Short problem — Copy out every line containing the word "Table".

────────

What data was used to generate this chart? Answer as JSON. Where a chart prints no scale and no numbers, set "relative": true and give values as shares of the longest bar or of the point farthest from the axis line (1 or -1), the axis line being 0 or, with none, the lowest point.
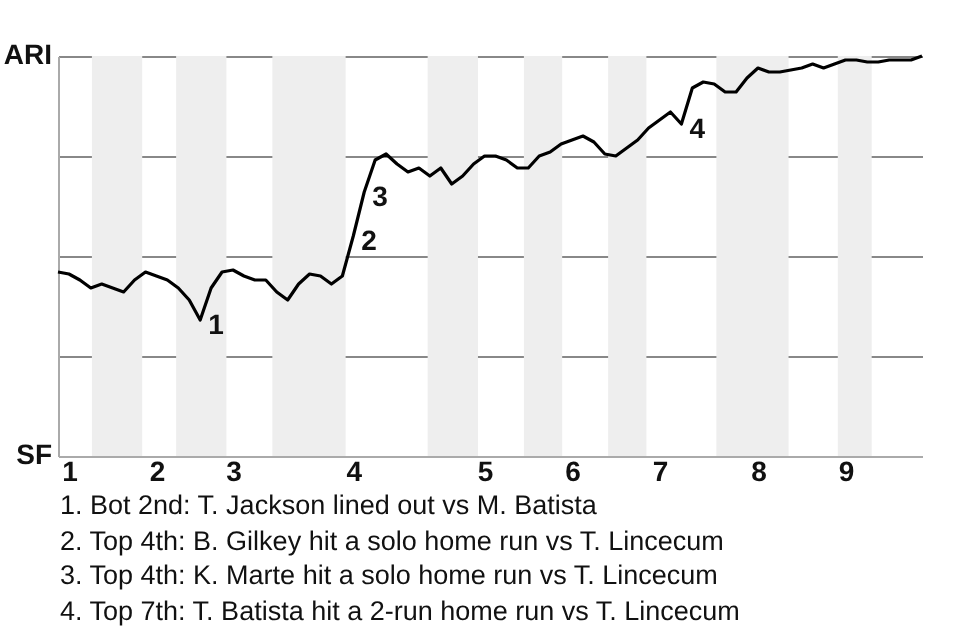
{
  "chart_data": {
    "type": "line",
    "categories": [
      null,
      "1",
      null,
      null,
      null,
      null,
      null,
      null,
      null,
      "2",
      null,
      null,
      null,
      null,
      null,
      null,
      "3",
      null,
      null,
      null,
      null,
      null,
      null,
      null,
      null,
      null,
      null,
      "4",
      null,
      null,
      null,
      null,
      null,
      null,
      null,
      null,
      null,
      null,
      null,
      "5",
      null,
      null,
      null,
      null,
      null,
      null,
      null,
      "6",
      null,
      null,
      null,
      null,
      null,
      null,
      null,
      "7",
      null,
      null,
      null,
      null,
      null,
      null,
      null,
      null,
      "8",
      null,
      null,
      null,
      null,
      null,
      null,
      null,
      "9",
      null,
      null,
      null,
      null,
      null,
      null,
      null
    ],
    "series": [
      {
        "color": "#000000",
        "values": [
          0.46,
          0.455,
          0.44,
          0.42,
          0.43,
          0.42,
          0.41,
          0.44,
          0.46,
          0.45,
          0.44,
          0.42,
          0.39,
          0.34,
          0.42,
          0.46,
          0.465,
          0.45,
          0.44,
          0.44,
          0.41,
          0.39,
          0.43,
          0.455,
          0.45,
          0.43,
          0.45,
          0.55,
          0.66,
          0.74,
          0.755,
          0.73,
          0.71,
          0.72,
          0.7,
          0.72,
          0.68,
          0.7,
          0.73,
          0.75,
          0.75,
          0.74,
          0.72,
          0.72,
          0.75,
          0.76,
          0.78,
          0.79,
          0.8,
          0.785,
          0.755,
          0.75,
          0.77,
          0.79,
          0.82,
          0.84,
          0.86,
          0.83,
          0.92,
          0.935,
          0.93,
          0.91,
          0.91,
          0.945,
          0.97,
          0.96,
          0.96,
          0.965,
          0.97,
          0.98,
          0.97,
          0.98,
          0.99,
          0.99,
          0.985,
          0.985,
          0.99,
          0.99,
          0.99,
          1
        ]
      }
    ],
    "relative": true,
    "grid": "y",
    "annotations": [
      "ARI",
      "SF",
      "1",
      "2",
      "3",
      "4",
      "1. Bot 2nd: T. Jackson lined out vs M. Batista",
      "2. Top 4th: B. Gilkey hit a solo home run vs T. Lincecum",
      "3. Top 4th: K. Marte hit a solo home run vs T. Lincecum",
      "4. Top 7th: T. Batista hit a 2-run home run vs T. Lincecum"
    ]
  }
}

────────

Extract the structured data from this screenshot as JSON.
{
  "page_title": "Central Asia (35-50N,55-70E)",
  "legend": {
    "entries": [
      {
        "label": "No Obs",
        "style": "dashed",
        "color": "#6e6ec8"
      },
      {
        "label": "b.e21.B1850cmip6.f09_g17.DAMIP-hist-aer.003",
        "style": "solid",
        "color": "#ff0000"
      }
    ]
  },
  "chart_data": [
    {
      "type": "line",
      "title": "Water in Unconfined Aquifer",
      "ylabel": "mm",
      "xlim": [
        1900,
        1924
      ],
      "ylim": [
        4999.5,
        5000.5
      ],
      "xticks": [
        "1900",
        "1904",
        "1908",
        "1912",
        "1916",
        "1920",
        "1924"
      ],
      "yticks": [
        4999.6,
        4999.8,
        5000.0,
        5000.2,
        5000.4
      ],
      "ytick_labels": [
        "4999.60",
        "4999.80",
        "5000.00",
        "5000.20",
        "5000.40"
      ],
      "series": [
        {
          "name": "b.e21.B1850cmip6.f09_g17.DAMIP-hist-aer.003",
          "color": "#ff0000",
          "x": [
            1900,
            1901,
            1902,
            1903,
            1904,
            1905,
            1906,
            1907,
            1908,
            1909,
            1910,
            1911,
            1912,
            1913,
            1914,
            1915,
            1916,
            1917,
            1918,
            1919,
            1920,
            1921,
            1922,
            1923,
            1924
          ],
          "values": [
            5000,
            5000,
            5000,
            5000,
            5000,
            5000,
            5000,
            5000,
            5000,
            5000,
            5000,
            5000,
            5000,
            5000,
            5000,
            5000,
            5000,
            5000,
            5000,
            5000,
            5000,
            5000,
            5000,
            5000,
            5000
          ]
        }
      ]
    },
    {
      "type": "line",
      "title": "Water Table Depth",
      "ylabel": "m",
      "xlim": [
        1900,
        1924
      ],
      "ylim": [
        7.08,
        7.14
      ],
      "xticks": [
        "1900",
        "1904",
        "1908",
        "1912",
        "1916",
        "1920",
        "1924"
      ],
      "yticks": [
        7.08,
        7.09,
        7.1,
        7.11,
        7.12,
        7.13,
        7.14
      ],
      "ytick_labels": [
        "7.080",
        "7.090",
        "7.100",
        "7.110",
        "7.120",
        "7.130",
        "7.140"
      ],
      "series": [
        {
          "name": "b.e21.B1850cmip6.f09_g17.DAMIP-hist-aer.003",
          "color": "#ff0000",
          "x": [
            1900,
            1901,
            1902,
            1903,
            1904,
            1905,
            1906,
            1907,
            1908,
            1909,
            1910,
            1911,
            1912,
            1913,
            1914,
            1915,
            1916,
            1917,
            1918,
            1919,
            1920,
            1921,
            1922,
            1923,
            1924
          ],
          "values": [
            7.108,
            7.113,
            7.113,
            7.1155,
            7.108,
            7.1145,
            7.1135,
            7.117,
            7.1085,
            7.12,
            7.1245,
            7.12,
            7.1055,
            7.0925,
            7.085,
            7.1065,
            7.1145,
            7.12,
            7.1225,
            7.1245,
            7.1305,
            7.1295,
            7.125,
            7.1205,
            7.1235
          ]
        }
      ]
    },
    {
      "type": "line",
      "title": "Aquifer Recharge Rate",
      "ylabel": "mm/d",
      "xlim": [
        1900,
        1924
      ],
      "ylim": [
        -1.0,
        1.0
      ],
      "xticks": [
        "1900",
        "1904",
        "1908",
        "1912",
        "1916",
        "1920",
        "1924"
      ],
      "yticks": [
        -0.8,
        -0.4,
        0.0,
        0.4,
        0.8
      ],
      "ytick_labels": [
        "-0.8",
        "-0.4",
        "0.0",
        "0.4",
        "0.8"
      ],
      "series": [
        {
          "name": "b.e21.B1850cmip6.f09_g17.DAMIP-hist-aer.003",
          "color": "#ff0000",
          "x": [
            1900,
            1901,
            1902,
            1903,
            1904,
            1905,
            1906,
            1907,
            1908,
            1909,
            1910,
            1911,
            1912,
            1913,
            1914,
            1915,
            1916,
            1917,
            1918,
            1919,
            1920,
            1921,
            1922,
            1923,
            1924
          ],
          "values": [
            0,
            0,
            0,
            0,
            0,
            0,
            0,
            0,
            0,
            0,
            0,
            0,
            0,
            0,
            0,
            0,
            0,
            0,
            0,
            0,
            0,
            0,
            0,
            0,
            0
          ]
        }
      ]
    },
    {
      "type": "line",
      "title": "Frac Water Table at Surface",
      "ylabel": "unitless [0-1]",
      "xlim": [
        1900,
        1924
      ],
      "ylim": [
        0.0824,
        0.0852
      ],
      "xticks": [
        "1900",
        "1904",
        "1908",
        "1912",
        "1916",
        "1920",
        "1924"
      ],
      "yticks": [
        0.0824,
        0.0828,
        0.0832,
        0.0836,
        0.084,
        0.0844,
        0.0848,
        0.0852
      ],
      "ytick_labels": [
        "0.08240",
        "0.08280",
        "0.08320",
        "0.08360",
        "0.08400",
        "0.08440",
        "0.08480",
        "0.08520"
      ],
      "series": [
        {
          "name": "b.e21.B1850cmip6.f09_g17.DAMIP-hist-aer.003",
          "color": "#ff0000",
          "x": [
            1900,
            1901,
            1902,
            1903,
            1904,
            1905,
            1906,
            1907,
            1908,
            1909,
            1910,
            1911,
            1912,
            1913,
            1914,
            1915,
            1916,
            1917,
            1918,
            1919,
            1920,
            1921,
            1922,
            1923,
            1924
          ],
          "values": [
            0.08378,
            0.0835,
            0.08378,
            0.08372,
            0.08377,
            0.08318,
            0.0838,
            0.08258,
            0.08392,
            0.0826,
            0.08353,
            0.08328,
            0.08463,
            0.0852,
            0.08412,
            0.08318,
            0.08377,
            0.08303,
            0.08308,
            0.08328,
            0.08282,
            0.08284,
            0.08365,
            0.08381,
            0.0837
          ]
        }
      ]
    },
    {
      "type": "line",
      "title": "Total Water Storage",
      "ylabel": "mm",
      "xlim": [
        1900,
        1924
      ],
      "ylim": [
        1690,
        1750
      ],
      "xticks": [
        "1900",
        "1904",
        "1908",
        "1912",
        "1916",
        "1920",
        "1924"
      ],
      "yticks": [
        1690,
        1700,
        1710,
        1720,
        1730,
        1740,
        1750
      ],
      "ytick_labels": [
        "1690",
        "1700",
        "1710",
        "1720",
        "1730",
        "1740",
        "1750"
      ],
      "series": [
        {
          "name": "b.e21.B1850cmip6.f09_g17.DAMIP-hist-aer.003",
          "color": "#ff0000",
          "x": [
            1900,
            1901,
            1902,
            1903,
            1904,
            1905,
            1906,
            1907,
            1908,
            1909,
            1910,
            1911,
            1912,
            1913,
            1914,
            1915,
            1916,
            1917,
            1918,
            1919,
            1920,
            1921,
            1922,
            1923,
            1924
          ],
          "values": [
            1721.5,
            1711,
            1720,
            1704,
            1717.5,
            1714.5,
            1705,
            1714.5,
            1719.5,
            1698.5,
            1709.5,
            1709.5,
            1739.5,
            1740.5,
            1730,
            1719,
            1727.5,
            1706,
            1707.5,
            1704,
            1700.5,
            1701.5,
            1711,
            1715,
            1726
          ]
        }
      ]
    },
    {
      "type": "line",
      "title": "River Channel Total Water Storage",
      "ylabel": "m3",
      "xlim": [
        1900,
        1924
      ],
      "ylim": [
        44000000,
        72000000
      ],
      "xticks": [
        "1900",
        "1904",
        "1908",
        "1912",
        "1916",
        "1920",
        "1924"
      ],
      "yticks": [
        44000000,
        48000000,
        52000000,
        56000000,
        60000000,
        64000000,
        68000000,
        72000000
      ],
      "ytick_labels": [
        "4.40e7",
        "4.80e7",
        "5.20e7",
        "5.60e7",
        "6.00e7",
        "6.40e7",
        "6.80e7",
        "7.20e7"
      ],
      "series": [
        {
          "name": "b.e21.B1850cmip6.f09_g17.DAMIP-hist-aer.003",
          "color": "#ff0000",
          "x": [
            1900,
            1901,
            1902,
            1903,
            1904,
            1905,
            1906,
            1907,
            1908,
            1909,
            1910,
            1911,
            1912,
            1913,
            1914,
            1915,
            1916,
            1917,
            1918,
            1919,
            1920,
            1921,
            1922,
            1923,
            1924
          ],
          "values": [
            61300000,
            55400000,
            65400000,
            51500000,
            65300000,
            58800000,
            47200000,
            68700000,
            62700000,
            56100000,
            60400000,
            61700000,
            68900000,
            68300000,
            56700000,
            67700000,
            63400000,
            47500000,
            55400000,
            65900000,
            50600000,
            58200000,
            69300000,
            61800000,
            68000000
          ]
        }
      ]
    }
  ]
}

────────

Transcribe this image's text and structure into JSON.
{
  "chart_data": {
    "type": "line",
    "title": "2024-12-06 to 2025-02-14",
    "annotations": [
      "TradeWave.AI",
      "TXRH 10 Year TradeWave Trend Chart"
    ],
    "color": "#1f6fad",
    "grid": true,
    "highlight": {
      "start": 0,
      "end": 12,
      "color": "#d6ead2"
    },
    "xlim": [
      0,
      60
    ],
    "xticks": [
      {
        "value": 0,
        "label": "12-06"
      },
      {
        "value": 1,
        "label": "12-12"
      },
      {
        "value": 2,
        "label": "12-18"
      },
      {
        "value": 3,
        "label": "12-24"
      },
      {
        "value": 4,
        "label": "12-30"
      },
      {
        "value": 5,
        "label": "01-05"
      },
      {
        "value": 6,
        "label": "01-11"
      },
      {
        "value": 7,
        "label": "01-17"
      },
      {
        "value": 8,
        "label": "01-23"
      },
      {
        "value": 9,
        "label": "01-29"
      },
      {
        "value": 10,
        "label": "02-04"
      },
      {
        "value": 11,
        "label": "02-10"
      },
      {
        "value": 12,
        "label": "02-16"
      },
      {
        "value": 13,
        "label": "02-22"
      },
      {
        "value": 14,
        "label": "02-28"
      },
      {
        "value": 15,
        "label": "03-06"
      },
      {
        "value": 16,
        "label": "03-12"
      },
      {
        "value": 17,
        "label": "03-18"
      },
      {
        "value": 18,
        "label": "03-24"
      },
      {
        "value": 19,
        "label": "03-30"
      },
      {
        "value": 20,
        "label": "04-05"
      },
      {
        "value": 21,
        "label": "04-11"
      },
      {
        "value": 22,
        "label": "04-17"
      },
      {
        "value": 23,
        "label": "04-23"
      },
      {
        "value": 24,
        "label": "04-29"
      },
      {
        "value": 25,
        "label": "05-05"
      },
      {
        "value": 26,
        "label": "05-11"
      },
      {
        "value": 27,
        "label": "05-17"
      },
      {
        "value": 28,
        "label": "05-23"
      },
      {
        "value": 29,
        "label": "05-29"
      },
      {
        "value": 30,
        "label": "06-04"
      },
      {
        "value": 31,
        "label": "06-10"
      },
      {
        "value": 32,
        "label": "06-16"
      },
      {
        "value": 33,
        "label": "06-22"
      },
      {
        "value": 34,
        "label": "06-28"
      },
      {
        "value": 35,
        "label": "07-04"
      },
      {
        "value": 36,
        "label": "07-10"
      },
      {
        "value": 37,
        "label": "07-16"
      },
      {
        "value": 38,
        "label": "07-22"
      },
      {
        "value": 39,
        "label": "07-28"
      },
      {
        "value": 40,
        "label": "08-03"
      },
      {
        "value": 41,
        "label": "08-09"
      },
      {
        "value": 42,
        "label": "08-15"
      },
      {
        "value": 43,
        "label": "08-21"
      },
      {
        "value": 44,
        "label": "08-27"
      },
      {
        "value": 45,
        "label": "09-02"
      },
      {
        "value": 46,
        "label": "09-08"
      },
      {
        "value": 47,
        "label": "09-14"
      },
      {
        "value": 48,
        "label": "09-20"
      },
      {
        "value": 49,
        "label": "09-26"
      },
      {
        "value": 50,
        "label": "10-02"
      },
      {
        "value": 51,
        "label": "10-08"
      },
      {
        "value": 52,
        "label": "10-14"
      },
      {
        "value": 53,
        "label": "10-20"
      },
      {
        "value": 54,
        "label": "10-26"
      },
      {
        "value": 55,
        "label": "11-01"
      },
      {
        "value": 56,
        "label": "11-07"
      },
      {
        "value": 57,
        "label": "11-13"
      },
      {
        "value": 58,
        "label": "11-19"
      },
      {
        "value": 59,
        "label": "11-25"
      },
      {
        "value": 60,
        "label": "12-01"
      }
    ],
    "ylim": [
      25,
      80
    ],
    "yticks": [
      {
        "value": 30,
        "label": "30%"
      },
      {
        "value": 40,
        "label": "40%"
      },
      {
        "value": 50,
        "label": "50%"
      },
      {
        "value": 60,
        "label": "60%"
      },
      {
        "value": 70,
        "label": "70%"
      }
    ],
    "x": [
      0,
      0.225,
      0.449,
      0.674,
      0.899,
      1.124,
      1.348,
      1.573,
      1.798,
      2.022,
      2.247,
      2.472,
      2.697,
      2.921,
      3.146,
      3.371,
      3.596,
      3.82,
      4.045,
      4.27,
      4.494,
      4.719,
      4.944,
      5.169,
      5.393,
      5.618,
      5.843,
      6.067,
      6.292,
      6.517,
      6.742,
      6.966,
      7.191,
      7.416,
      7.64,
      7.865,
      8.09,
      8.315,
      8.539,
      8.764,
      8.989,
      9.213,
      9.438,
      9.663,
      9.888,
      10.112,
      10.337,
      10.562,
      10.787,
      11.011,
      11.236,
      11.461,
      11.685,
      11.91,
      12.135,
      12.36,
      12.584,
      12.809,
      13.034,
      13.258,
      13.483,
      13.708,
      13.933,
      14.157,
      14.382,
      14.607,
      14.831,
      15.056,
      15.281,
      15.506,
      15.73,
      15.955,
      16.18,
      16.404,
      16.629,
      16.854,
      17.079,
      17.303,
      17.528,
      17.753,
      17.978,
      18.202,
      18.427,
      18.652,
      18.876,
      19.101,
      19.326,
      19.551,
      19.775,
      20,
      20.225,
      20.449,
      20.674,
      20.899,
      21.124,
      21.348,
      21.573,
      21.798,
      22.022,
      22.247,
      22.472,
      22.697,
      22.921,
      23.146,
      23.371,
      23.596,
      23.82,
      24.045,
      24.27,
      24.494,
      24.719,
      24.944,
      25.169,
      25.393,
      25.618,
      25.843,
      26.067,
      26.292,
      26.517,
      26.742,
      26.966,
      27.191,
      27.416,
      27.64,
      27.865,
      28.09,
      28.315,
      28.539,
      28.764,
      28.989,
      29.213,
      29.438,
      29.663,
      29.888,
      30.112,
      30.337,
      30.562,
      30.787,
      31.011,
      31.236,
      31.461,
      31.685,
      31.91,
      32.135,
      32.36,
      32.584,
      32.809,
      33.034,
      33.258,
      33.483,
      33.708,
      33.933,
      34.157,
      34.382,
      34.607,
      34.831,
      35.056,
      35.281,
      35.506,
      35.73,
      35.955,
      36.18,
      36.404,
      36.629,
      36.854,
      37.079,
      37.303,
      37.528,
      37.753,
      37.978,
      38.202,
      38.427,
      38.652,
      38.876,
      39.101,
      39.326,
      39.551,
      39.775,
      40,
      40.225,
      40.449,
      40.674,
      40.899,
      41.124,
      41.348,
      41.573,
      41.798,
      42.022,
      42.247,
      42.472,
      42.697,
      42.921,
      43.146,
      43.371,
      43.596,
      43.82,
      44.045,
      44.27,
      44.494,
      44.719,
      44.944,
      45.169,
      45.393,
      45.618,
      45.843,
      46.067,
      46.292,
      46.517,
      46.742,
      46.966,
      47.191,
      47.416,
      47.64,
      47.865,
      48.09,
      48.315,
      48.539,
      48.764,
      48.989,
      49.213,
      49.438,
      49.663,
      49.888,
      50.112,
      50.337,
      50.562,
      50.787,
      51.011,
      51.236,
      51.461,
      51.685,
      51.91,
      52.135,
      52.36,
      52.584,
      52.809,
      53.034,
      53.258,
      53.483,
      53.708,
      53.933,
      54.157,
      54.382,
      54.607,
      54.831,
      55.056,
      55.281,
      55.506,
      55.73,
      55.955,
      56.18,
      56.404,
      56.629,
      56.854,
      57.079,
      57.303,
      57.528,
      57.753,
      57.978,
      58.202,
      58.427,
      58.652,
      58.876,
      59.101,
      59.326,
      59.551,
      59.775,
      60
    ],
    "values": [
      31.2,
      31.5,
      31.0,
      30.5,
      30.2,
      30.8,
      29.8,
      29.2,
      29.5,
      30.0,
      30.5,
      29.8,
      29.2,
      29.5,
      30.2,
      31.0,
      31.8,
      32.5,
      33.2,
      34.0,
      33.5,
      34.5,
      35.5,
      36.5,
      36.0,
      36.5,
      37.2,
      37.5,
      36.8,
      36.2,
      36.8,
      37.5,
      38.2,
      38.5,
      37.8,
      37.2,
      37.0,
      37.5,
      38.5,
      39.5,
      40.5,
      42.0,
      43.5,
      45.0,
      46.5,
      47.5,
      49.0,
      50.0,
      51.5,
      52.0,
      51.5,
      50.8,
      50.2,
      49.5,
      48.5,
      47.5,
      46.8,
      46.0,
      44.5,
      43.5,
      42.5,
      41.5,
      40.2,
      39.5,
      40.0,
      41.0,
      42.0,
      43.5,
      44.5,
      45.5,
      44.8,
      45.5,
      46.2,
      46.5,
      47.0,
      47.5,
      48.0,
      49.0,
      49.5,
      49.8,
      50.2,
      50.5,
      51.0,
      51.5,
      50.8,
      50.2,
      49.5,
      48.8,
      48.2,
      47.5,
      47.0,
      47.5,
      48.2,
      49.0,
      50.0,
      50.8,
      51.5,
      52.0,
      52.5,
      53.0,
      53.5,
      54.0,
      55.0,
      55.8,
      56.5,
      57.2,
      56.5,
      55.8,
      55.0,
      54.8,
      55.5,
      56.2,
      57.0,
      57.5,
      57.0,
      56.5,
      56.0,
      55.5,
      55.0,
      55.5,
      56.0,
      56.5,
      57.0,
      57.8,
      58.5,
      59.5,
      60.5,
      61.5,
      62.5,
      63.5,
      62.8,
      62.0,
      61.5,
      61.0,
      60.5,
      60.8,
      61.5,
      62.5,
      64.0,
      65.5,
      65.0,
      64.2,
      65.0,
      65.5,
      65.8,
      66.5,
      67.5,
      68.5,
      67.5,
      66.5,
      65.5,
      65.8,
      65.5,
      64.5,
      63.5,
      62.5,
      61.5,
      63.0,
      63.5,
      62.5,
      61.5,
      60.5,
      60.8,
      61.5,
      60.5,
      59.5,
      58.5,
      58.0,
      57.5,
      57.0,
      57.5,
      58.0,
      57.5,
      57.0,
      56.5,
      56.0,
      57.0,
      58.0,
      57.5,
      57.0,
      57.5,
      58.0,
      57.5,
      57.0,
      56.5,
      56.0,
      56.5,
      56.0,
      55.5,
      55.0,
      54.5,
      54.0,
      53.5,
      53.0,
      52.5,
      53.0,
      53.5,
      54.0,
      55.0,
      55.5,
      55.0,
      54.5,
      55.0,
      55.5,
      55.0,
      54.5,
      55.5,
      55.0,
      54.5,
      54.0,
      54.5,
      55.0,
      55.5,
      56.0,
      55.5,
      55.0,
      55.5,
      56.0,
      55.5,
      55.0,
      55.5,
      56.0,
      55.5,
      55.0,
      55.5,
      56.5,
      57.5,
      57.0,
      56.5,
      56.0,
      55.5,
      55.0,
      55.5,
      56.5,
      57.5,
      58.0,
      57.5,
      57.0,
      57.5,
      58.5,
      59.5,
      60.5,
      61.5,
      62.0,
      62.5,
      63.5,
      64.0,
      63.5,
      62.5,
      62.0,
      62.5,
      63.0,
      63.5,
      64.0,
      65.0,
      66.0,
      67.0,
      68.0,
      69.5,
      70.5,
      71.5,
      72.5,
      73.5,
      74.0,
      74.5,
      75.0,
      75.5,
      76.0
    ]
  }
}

────────

Result below —
      "title": "Water Table Depth",
      "title": "Frac Water Table at Surface",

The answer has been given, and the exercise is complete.